● **Task instructions**: Count how many lines mention the word "label". Write that number alone.
--- Supplied information ---
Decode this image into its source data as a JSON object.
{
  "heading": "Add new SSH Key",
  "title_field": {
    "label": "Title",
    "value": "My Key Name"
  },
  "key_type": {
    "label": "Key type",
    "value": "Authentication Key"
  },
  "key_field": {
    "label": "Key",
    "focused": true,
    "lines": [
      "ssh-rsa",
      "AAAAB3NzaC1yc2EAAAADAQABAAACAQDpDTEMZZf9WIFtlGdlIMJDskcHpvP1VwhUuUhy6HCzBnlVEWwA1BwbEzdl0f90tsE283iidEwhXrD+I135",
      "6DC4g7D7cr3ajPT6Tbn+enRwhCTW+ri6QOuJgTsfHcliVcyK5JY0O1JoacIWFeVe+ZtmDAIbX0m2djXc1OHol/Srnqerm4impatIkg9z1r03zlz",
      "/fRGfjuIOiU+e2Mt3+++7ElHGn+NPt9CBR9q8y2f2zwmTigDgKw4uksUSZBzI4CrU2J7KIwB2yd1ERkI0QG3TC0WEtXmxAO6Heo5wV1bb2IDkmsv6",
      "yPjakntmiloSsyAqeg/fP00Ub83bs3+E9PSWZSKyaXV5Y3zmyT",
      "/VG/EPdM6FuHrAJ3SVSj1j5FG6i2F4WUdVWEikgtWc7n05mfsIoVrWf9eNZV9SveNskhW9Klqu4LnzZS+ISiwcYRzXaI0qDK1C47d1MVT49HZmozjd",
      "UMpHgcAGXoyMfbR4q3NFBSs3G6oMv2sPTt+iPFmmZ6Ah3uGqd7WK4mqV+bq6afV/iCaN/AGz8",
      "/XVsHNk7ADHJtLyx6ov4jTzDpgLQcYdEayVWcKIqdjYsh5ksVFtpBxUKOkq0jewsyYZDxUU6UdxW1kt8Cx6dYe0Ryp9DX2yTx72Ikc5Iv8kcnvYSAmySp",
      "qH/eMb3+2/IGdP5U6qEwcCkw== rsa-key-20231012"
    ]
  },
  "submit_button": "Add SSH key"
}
---
--- Supplied information ---
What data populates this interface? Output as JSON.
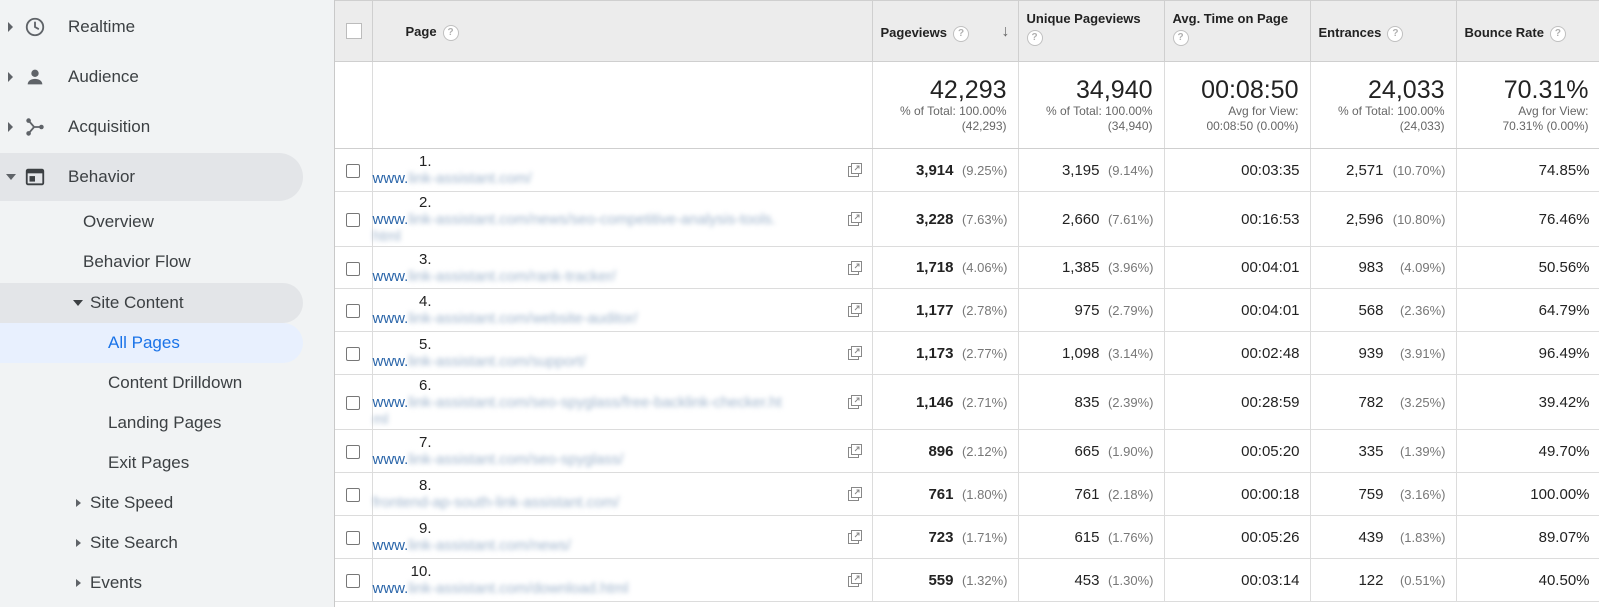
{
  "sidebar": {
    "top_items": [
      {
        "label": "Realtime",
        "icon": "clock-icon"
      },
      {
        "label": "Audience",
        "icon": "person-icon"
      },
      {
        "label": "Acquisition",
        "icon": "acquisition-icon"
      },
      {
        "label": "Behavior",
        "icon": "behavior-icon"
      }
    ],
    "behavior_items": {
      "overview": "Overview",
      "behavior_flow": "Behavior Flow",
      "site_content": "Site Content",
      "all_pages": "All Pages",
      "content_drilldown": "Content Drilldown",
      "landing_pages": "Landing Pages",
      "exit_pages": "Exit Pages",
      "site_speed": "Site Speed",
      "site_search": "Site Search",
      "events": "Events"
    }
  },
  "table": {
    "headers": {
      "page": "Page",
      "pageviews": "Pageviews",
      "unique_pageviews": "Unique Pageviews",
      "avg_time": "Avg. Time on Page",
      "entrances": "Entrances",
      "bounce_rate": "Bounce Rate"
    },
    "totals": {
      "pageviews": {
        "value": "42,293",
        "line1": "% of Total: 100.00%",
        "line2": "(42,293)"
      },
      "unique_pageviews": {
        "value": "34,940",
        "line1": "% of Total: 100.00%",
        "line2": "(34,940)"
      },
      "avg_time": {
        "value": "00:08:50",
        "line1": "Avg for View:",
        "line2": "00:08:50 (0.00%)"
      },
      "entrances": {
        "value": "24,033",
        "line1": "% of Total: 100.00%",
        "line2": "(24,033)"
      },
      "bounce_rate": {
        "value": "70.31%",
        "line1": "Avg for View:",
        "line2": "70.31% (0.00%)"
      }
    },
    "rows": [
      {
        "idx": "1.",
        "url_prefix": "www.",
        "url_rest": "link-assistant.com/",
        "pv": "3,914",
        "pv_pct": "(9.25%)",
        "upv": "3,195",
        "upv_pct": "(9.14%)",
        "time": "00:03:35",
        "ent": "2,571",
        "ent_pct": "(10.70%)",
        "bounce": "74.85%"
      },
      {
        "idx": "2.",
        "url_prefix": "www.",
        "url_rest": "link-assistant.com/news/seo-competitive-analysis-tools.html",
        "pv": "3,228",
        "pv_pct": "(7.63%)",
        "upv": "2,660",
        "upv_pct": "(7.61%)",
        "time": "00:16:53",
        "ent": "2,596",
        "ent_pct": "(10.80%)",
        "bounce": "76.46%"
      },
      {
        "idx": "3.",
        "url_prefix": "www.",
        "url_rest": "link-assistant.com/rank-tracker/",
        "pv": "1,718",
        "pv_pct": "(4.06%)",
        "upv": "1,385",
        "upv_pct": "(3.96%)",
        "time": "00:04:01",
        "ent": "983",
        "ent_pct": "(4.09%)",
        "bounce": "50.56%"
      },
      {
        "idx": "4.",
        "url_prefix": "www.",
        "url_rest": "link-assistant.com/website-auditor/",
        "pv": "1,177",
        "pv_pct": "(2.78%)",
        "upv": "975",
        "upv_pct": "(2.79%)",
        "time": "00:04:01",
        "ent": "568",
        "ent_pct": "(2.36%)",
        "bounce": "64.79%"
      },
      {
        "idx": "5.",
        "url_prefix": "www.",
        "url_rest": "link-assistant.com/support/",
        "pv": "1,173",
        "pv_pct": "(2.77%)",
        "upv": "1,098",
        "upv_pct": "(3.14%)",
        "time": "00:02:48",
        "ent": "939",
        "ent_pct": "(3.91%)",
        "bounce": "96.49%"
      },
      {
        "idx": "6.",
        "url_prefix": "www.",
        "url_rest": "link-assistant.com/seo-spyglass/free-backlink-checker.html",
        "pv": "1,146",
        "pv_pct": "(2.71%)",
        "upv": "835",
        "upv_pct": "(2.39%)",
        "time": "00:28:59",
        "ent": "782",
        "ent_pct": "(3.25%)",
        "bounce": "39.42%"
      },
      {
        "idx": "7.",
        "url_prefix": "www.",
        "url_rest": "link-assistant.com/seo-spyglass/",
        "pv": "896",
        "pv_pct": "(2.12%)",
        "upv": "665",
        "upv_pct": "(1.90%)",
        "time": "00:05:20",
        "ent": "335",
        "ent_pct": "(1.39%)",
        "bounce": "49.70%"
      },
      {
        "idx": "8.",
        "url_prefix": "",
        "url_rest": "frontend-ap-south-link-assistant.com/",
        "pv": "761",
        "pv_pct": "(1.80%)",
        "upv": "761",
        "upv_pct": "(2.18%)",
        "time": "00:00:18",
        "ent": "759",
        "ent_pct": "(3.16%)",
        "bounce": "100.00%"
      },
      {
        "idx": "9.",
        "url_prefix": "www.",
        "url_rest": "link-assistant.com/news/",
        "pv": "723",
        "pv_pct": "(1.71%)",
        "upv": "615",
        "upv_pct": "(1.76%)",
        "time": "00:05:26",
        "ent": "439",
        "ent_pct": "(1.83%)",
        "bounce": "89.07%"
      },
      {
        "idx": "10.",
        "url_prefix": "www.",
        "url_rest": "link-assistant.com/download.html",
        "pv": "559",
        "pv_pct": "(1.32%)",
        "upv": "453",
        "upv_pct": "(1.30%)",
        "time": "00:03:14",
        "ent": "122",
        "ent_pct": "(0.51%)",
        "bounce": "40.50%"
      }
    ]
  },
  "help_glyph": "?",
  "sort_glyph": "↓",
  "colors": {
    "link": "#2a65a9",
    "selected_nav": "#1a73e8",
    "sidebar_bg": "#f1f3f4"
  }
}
---
● **The output**: 7